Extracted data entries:
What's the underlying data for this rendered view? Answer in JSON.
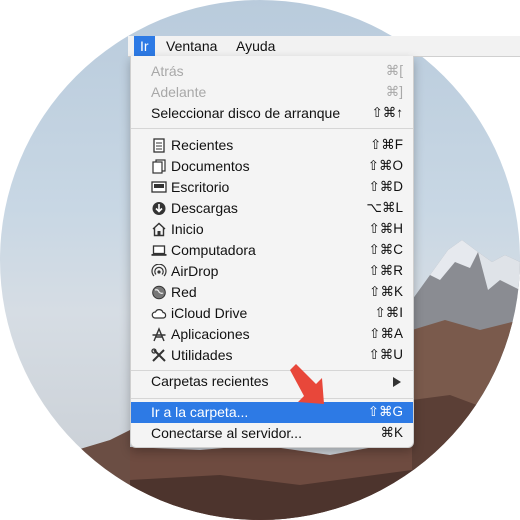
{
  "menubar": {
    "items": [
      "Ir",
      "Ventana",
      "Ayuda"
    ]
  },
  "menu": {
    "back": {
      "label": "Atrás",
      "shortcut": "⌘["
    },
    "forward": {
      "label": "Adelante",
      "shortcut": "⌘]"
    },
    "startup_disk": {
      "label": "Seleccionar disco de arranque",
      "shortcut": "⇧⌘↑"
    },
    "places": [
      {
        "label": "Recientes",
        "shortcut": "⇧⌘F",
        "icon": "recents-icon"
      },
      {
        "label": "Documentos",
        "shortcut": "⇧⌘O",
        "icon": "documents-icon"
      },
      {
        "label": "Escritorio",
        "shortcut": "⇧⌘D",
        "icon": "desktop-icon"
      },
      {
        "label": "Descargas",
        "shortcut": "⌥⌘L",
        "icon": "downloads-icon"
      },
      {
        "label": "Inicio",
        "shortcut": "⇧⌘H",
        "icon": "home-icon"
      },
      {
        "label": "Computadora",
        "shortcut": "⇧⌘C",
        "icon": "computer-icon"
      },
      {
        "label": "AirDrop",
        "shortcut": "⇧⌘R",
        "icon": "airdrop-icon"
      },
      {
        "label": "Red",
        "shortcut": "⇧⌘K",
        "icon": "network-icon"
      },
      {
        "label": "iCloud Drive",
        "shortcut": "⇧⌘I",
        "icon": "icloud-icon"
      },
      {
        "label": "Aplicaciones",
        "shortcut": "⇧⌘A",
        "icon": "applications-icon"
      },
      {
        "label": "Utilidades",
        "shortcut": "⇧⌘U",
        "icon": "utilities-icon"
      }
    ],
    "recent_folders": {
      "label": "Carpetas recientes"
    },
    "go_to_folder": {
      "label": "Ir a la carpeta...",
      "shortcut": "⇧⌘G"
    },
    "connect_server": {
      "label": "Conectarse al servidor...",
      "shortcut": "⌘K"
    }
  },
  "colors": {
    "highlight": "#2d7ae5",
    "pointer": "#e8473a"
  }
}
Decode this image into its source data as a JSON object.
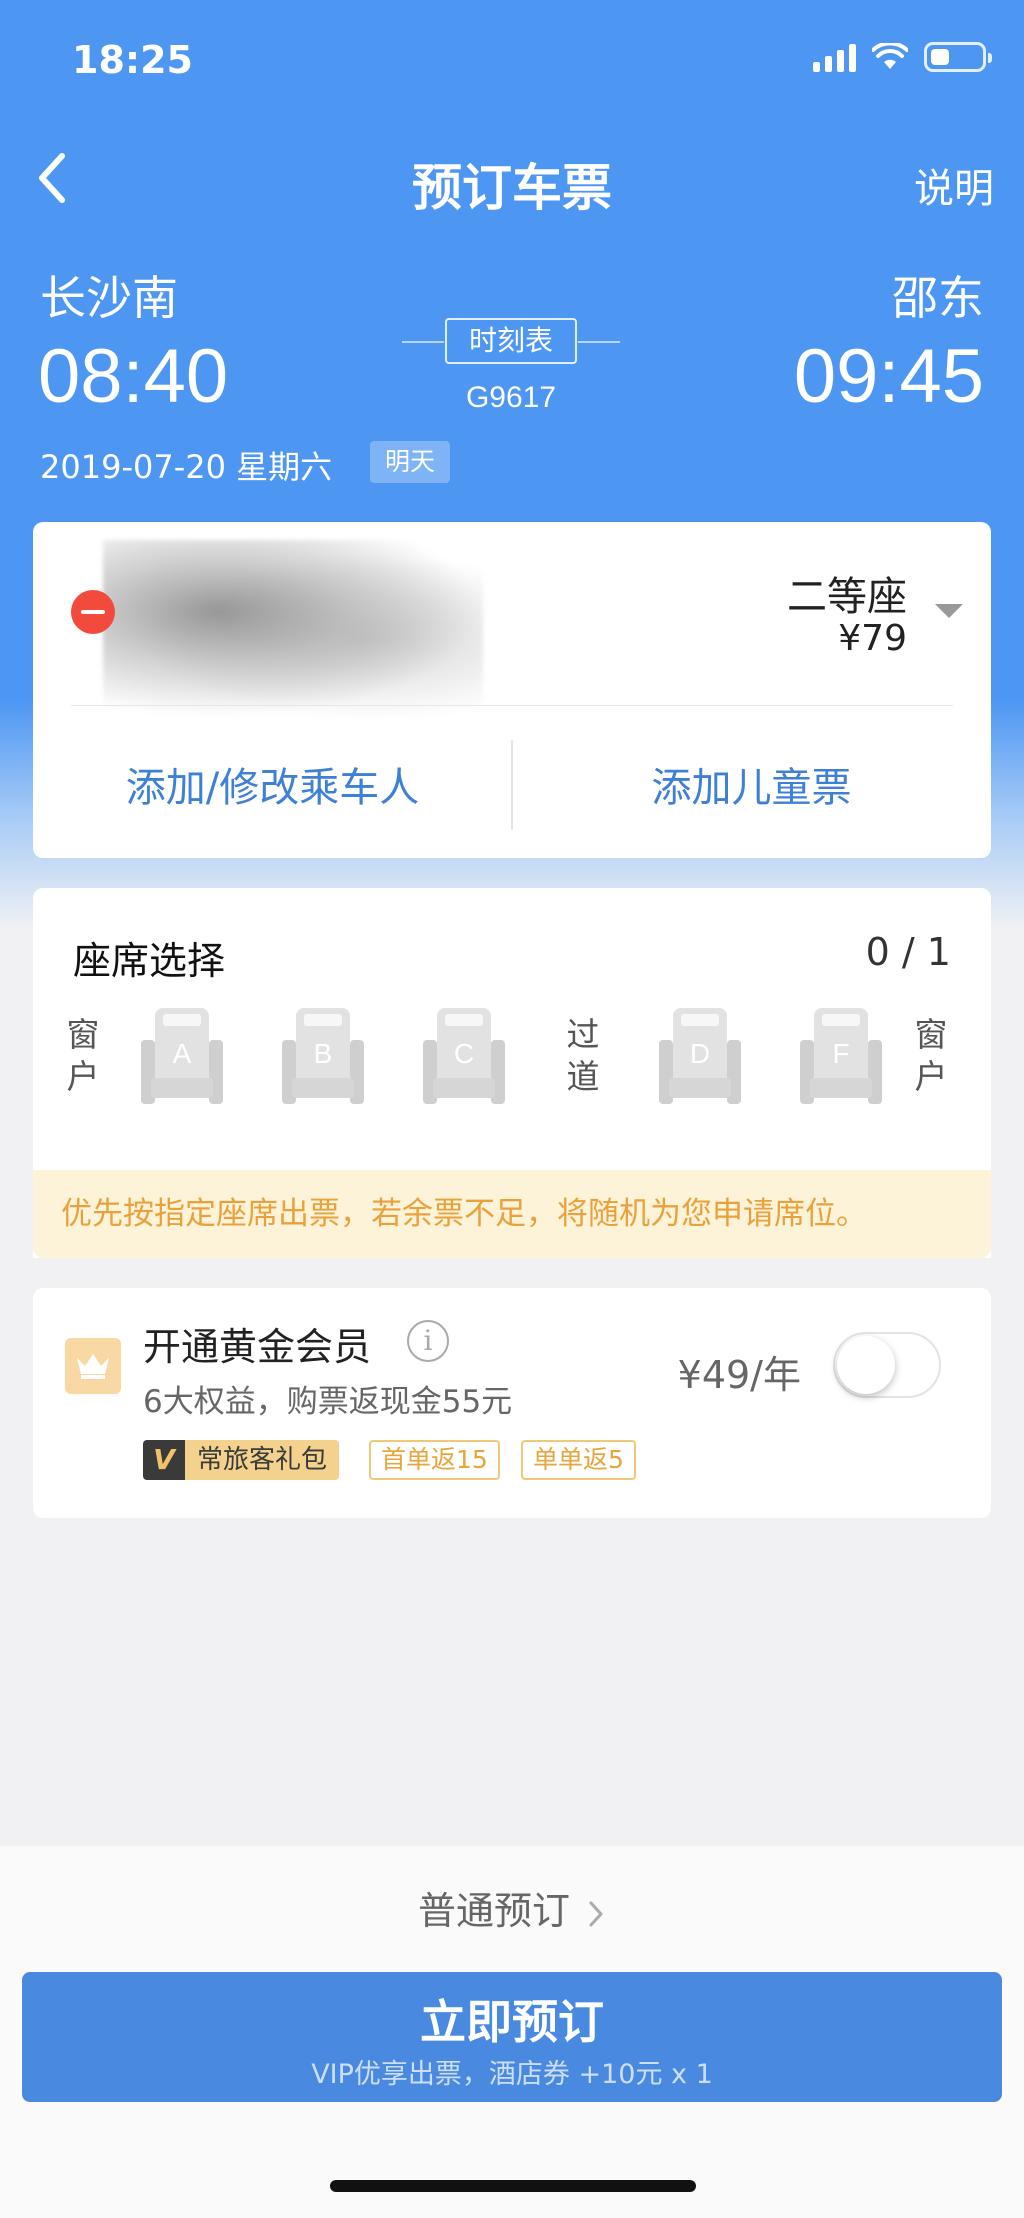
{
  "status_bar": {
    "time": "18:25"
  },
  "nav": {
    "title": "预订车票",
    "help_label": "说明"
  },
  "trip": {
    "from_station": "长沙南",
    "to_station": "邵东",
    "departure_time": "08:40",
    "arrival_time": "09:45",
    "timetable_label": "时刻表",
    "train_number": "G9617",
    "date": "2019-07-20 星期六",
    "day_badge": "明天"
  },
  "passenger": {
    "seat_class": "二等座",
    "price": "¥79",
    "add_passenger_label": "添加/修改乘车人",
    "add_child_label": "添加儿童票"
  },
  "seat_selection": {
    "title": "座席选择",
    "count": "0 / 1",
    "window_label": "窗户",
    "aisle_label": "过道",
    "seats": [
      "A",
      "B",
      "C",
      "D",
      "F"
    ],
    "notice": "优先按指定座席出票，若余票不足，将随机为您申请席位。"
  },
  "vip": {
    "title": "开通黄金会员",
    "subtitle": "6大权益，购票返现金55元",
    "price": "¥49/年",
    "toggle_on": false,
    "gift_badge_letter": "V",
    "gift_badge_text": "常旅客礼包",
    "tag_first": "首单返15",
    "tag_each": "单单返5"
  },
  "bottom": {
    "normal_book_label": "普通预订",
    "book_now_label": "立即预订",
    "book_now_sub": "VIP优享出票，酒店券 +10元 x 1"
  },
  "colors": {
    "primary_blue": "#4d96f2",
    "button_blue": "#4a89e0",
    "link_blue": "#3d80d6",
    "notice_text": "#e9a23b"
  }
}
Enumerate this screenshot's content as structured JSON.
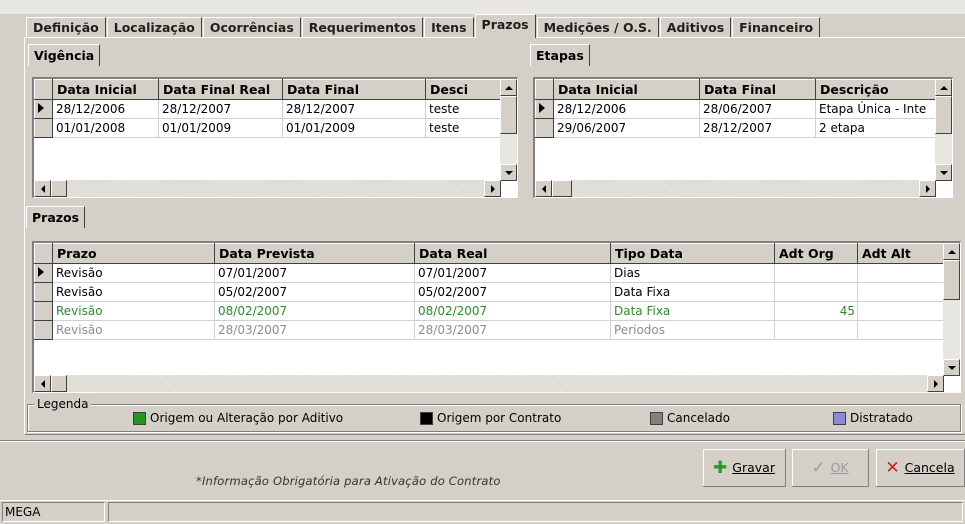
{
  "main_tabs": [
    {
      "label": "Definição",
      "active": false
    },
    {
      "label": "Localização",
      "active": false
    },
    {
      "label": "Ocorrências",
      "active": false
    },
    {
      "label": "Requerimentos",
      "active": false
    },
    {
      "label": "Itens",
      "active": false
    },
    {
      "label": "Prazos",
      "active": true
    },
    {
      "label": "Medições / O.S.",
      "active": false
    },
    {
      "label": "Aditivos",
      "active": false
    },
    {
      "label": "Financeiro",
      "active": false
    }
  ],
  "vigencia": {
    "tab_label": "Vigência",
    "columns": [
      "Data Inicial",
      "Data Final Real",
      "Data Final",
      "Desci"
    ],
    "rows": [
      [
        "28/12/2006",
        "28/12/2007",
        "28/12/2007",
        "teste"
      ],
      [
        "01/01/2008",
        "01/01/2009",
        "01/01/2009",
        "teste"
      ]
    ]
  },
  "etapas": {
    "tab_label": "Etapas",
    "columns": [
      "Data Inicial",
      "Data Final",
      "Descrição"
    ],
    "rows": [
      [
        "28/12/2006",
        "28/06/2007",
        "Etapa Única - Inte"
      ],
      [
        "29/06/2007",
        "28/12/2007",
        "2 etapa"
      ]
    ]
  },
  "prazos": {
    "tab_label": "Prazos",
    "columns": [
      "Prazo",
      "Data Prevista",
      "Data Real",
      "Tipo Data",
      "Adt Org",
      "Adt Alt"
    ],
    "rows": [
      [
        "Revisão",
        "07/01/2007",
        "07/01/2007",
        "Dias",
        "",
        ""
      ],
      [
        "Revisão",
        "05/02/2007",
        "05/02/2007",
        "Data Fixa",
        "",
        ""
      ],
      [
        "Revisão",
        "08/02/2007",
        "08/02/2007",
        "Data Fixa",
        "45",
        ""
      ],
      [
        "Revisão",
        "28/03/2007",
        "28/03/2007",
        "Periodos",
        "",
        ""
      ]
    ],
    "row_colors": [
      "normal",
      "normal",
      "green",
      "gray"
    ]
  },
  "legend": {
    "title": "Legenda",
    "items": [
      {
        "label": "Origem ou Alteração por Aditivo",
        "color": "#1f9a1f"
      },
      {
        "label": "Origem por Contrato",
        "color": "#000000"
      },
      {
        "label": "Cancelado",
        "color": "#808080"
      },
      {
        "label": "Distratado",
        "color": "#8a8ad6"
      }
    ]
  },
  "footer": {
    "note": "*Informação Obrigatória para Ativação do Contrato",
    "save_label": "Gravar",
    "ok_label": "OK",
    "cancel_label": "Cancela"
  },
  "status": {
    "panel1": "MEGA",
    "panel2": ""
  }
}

▸ What to produce
None of the pictures should appear; repeat the records exactly otherwise.

▸ Exercise output
What's the underlying data for this rendered view? Answer in JSON.
{
  "menubar": {
    "items": [
      "Ir",
      "Ventana",
      "Ayuda"
    ]
  },
  "menu": {
    "back": {
      "label": "Atrás",
      "shortcut": "⌘["
    },
    "forward": {
      "label": "Adelante",
      "shortcut": "⌘]"
    },
    "startup_disk": {
      "label": "Seleccionar disco de arranque",
      "shortcut": "⇧⌘↑"
    },
    "places": [
      {
        "label": "Recientes",
        "shortcut": "⇧⌘F",
        "icon": "recents-icon"
      },
      {
        "label": "Documentos",
        "shortcut": "⇧⌘O",
        "icon": "documents-icon"
      },
      {
        "label": "Escritorio",
        "shortcut": "⇧⌘D",
        "icon": "desktop-icon"
      },
      {
        "label": "Descargas",
        "shortcut": "⌥⌘L",
        "icon": "downloads-icon"
      },
      {
        "label": "Inicio",
        "shortcut": "⇧⌘H",
        "icon": "home-icon"
      },
      {
        "label": "Computadora",
        "shortcut": "⇧⌘C",
        "icon": "computer-icon"
      },
      {
        "label": "AirDrop",
        "shortcut": "⇧⌘R",
        "icon": "airdrop-icon"
      },
      {
        "label": "Red",
        "shortcut": "⇧⌘K",
        "icon": "network-icon"
      },
      {
        "label": "iCloud Drive",
        "shortcut": "⇧⌘I",
        "icon": "icloud-icon"
      },
      {
        "label": "Aplicaciones",
        "shortcut": "⇧⌘A",
        "icon": "applications-icon"
      },
      {
        "label": "Utilidades",
        "shortcut": "⇧⌘U",
        "icon": "utilities-icon"
      }
    ],
    "recent_folders": {
      "label": "Carpetas recientes"
    },
    "go_to_folder": {
      "label": "Ir a la carpeta...",
      "shortcut": "⇧⌘G"
    },
    "connect_server": {
      "label": "Conectarse al servidor...",
      "shortcut": "⌘K"
    }
  },
  "colors": {
    "highlight": "#2d7ae5",
    "pointer": "#e8473a"
  }
}
Decode this image into its source data as a JSON object.
{
  "status_bar": {
    "time": "18:25"
  },
  "nav": {
    "title": "预订车票",
    "help_label": "说明"
  },
  "trip": {
    "from_station": "长沙南",
    "to_station": "邵东",
    "departure_time": "08:40",
    "arrival_time": "09:45",
    "timetable_label": "时刻表",
    "train_number": "G9617",
    "date": "2019-07-20 星期六",
    "day_badge": "明天"
  },
  "passenger": {
    "seat_class": "二等座",
    "price": "¥79",
    "add_passenger_label": "添加/修改乘车人",
    "add_child_label": "添加儿童票"
  },
  "seat_selection": {
    "title": "座席选择",
    "count": "0 / 1",
    "window_label": "窗户",
    "aisle_label": "过道",
    "seats": [
      "A",
      "B",
      "C",
      "D",
      "F"
    ],
    "notice": "优先按指定座席出票，若余票不足，将随机为您申请席位。"
  },
  "vip": {
    "title": "开通黄金会员",
    "subtitle": "6大权益，购票返现金55元",
    "price": "¥49/年",
    "toggle_on": false,
    "gift_badge_letter": "V",
    "gift_badge_text": "常旅客礼包",
    "tag_first": "首单返15",
    "tag_each": "单单返5"
  },
  "bottom": {
    "normal_book_label": "普通预订",
    "book_now_label": "立即预订",
    "book_now_sub": "VIP优享出票，酒店券 +10元 x 1"
  },
  "colors": {
    "primary_blue": "#4d96f2",
    "button_blue": "#4a89e0",
    "link_blue": "#3d80d6",
    "notice_text": "#e9a23b"
  }
}
Enumerate this screenshot's content as structured JSON.
{
  "main_tabs": [
    {
      "label": "Definição",
      "active": false
    },
    {
      "label": "Localização",
      "active": false
    },
    {
      "label": "Ocorrências",
      "active": false
    },
    {
      "label": "Requerimentos",
      "active": false
    },
    {
      "label": "Itens",
      "active": false
    },
    {
      "label": "Prazos",
      "active": true
    },
    {
      "label": "Medições / O.S.",
      "active": false
    },
    {
      "label": "Aditivos",
      "active": false
    },
    {
      "label": "Financeiro",
      "active": false
    }
  ],
  "vigencia": {
    "tab_label": "Vigência",
    "columns": [
      "Data Inicial",
      "Data Final Real",
      "Data Final",
      "Desci"
    ],
    "rows": [
      [
        "28/12/2006",
        "28/12/2007",
        "28/12/2007",
        "teste"
      ],
      [
        "01/01/2008",
        "01/01/2009",
        "01/01/2009",
        "teste"
      ]
    ]
  },
  "etapas": {
    "tab_label": "Etapas",
    "columns": [
      "Data Inicial",
      "Data Final",
      "Descrição"
    ],
    "rows": [
      [
        "28/12/2006",
        "28/06/2007",
        "Etapa Única - Inte"
      ],
      [
        "29/06/2007",
        "28/12/2007",
        "2 etapa"
      ]
    ]
  },
  "prazos": {
    "tab_label": "Prazos",
    "columns": [
      "Prazo",
      "Data Prevista",
      "Data Real",
      "Tipo Data",
      "Adt Org",
      "Adt Alt"
    ],
    "rows": [
      [
        "Revisão",
        "07/01/2007",
        "07/01/2007",
        "Dias",
        "",
        ""
      ],
      [
        "Revisão",
        "05/02/2007",
        "05/02/2007",
        "Data Fixa",
        "",
        ""
      ],
      [
        "Revisão",
        "08/02/2007",
        "08/02/2007",
        "Data Fixa",
        "45",
        ""
      ],
      [
        "Revisão",
        "28/03/2007",
        "28/03/2007",
        "Periodos",
        "",
        ""
      ]
    ],
    "row_colors": [
      "normal",
      "normal",
      "green",
      "gray"
    ]
  },
  "legend": {
    "title": "Legenda",
    "items": [
      {
        "label": "Origem ou Alteração por Aditivo",
        "color": "#1f9a1f"
      },
      {
        "label": "Origem por Contrato",
        "color": "#000000"
      },
      {
        "label": "Cancelado",
        "color": "#808080"
      },
      {
        "label": "Distratado",
        "color": "#8a8ad6"
      }
    ]
  },
  "footer": {
    "note": "*Informação Obrigatória para Ativação do Contrato",
    "save_label": "Gravar",
    "ok_label": "OK",
    "cancel_label": "Cancela"
  },
  "status": {
    "panel1": "MEGA",
    "panel2": ""
  }
}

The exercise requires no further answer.